Data provided:
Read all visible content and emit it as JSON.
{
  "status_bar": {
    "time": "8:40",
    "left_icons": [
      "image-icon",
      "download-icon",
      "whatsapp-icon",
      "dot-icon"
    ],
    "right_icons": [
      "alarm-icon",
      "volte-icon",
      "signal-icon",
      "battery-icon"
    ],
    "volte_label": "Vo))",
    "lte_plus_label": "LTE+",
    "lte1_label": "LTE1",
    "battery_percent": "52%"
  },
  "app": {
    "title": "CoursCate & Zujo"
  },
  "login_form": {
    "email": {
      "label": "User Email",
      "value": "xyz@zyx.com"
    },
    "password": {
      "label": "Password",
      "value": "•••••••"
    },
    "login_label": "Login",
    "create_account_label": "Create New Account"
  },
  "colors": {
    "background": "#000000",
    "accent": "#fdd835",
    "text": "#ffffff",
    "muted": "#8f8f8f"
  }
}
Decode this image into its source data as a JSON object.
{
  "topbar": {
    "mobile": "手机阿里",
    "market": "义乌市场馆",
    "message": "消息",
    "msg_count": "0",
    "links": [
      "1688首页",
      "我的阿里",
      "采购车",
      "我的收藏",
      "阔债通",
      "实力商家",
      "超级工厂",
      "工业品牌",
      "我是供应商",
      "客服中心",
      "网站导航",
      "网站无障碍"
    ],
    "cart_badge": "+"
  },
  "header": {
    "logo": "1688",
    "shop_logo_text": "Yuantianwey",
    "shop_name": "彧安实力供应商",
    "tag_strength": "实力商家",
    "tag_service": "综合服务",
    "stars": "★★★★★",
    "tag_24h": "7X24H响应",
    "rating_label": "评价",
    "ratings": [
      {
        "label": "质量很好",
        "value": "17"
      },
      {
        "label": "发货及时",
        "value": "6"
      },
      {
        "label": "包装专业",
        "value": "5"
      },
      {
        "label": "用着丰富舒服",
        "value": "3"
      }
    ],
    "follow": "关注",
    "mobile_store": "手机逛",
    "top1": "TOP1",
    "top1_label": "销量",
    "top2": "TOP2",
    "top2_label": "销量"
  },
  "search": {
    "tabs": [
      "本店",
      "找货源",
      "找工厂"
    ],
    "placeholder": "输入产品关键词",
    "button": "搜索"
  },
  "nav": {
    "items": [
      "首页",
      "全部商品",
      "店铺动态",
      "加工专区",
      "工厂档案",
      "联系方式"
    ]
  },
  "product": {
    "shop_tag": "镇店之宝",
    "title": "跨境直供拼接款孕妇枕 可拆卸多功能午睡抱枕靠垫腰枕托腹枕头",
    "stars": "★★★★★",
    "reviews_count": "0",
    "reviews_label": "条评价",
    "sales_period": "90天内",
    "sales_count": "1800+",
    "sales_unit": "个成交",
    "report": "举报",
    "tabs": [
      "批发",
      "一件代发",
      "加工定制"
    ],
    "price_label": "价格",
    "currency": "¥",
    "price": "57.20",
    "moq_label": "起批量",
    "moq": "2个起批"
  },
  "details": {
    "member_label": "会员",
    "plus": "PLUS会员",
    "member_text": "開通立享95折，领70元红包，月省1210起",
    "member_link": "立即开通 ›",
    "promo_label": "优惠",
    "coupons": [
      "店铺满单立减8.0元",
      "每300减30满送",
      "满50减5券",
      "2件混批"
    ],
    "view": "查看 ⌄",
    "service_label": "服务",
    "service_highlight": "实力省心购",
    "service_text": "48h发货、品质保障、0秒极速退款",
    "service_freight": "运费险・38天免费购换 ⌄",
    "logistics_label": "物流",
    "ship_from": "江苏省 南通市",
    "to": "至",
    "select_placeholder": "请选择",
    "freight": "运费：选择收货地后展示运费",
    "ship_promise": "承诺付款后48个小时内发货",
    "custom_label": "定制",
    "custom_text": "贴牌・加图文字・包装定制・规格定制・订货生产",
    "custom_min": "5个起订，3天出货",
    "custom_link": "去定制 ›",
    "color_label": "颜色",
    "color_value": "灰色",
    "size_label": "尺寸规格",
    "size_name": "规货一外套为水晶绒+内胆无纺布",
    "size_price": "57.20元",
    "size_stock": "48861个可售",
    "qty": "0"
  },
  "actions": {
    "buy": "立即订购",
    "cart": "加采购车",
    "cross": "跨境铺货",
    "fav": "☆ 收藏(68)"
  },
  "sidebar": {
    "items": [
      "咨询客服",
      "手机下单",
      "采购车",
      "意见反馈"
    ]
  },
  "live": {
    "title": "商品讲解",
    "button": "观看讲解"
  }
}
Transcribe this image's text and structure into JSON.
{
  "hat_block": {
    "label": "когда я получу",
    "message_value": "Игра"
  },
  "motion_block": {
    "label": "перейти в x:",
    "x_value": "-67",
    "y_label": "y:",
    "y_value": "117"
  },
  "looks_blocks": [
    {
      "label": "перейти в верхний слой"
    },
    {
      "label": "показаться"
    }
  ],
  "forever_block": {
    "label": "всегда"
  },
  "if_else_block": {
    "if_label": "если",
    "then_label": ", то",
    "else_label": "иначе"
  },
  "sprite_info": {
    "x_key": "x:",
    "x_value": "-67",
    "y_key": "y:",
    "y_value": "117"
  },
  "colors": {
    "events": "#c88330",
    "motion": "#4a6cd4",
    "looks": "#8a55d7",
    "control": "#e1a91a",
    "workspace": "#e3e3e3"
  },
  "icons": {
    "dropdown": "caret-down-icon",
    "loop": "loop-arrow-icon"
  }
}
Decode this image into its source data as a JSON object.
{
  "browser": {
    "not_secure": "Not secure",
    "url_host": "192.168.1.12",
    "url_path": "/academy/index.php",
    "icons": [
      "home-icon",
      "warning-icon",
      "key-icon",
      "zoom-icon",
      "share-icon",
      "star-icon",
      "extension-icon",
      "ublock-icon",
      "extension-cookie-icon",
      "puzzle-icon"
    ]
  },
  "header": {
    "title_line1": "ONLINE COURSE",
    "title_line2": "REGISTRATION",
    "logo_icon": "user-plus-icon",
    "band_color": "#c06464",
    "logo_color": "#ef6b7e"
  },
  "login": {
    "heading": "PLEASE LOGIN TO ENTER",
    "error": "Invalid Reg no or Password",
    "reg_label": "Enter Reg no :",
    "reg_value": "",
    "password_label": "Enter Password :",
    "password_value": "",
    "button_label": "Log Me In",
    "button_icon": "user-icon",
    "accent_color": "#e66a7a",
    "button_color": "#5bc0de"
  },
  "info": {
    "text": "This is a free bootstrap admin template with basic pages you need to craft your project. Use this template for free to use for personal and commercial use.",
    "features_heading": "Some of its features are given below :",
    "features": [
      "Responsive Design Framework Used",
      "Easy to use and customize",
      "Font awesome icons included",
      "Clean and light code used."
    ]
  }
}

Task prompt: Please quote the data above in full, with no line missing.

Task answer:
Read all visible content and emit it as JSON.
{
  "status_bar": {
    "time": "8:40",
    "left_icons": [
      "image-icon",
      "download-icon",
      "whatsapp-icon",
      "dot-icon"
    ],
    "right_icons": [
      "alarm-icon",
      "volte-icon",
      "signal-icon",
      "battery-icon"
    ],
    "volte_label": "Vo))",
    "lte_plus_label": "LTE+",
    "lte1_label": "LTE1",
    "battery_percent": "52%"
  },
  "app": {
    "title": "CoursCate & Zujo"
  },
  "login_form": {
    "email": {
      "label": "User Email",
      "value": "xyz@zyx.com"
    },
    "password": {
      "label": "Password",
      "value": "•••••••"
    },
    "login_label": "Login",
    "create_account_label": "Create New Account"
  },
  "colors": {
    "background": "#000000",
    "accent": "#fdd835",
    "text": "#ffffff",
    "muted": "#8f8f8f"
  }
}
Decode this image into its source data as a JSON object.
{
  "topbar": {
    "mobile": "手机阿里",
    "market": "义乌市场馆",
    "message": "消息",
    "msg_count": "0",
    "links": [
      "1688首页",
      "我的阿里",
      "采购车",
      "我的收藏",
      "阔债通",
      "实力商家",
      "超级工厂",
      "工业品牌",
      "我是供应商",
      "客服中心",
      "网站导航",
      "网站无障碍"
    ],
    "cart_badge": "+"
  },
  "header": {
    "logo": "1688",
    "shop_logo_text": "Yuantianwey",
    "shop_name": "彧安实力供应商",
    "tag_strength": "实力商家",
    "tag_service": "综合服务",
    "stars": "★★★★★",
    "tag_24h": "7X24H响应",
    "rating_label": "评价",
    "ratings": [
      {
        "label": "质量很好",
        "value": "17"
      },
      {
        "label": "发货及时",
        "value": "6"
      },
      {
        "label": "包装专业",
        "value": "5"
      },
      {
        "label": "用着丰富舒服",
        "value": "3"
      }
    ],
    "follow": "关注",
    "mobile_store": "手机逛",
    "top1": "TOP1",
    "top1_label": "销量",
    "top2": "TOP2",
    "top2_label": "销量"
  },
  "search": {
    "tabs": [
      "本店",
      "找货源",
      "找工厂"
    ],
    "placeholder": "输入产品关键词",
    "button": "搜索"
  },
  "nav": {
    "items": [
      "首页",
      "全部商品",
      "店铺动态",
      "加工专区",
      "工厂档案",
      "联系方式"
    ]
  },
  "product": {
    "shop_tag": "镇店之宝",
    "title": "跨境直供拼接款孕妇枕 可拆卸多功能午睡抱枕靠垫腰枕托腹枕头",
    "stars": "★★★★★",
    "reviews_count": "0",
    "reviews_label": "条评价",
    "sales_period": "90天内",
    "sales_count": "1800+",
    "sales_unit": "个成交",
    "report": "举报",
    "tabs": [
      "批发",
      "一件代发",
      "加工定制"
    ],
    "price_label": "价格",
    "currency": "¥",
    "price": "57.20",
    "moq_label": "起批量",
    "moq": "2个起批"
  },
  "details": {
    "member_label": "会员",
    "plus": "PLUS会员",
    "member_text": "開通立享95折，领70元红包，月省1210起",
    "member_link": "立即开通 ›",
    "promo_label": "优惠",
    "coupons": [
      "店铺满单立减8.0元",
      "每300减30满送",
      "满50减5券",
      "2件混批"
    ],
    "view": "查看 ⌄",
    "service_label": "服务",
    "service_highlight": "实力省心购",
    "service_text": "48h发货、品质保障、0秒极速退款",
    "service_freight": "运费险・38天免费购换 ⌄",
    "logistics_label": "物流",
    "ship_from": "江苏省 南通市",
    "to": "至",
    "select_placeholder": "请选择",
    "freight": "运费：选择收货地后展示运费",
    "ship_promise": "承诺付款后48个小时内发货",
    "custom_label": "定制",
    "custom_text": "贴牌・加图文字・包装定制・规格定制・订货生产",
    "custom_min": "5个起订，3天出货",
    "custom_link": "去定制 ›",
    "color_label": "颜色",
    "color_value": "灰色",
    "size_label": "尺寸规格",
    "size_name": "规货一外套为水晶绒+内胆无纺布",
    "size_price": "57.20元",
    "size_stock": "48861个可售",
    "qty": "0"
  },
  "actions": {
    "buy": "立即订购",
    "cart": "加采购车",
    "cross": "跨境铺货",
    "fav": "☆ 收藏(68)"
  },
  "sidebar": {
    "items": [
      "咨询客服",
      "手机下单",
      "采购车",
      "意见反馈"
    ]
  },
  "live": {
    "title": "商品讲解",
    "button": "观看讲解"
  }
}
Transcribe this image's text and structure into JSON.
{
  "hat_block": {
    "label": "когда я получу",
    "message_value": "Игра"
  },
  "motion_block": {
    "label": "перейти в x:",
    "x_value": "-67",
    "y_label": "y:",
    "y_value": "117"
  },
  "looks_blocks": [
    {
      "label": "перейти в верхний слой"
    },
    {
      "label": "показаться"
    }
  ],
  "forever_block": {
    "label": "всегда"
  },
  "if_else_block": {
    "if_label": "если",
    "then_label": ", то",
    "else_label": "иначе"
  },
  "sprite_info": {
    "x_key": "x:",
    "x_value": "-67",
    "y_key": "y:",
    "y_value": "117"
  },
  "colors": {
    "events": "#c88330",
    "motion": "#4a6cd4",
    "looks": "#8a55d7",
    "control": "#e1a91a",
    "workspace": "#e3e3e3"
  },
  "icons": {
    "dropdown": "caret-down-icon",
    "loop": "loop-arrow-icon"
  }
}
Decode this image into its source data as a JSON object.
{
  "browser": {
    "not_secure": "Not secure",
    "url_host": "192.168.1.12",
    "url_path": "/academy/index.php",
    "icons": [
      "home-icon",
      "warning-icon",
      "key-icon",
      "zoom-icon",
      "share-icon",
      "star-icon",
      "extension-icon",
      "ublock-icon",
      "extension-cookie-icon",
      "puzzle-icon"
    ]
  },
  "header": {
    "title_line1": "ONLINE COURSE",
    "title_line2": "REGISTRATION",
    "logo_icon": "user-plus-icon",
    "band_color": "#c06464",
    "logo_color": "#ef6b7e"
  },
  "login": {
    "heading": "PLEASE LOGIN TO ENTER",
    "error": "Invalid Reg no or Password",
    "reg_label": "Enter Reg no :",
    "reg_value": "",
    "password_label": "Enter Password :",
    "password_value": "",
    "button_label": "Log Me In",
    "button_icon": "user-icon",
    "accent_color": "#e66a7a",
    "button_color": "#5bc0de"
  },
  "info": {
    "text": "This is a free bootstrap admin template with basic pages you need to craft your project. Use this template for free to use for personal and commercial use.",
    "features_heading": "Some of its features are given below :",
    "features": [
      "Responsive Design Framework Used",
      "Easy to use and customize",
      "Font awesome icons included",
      "Clean and light code used."
    ]
  }
}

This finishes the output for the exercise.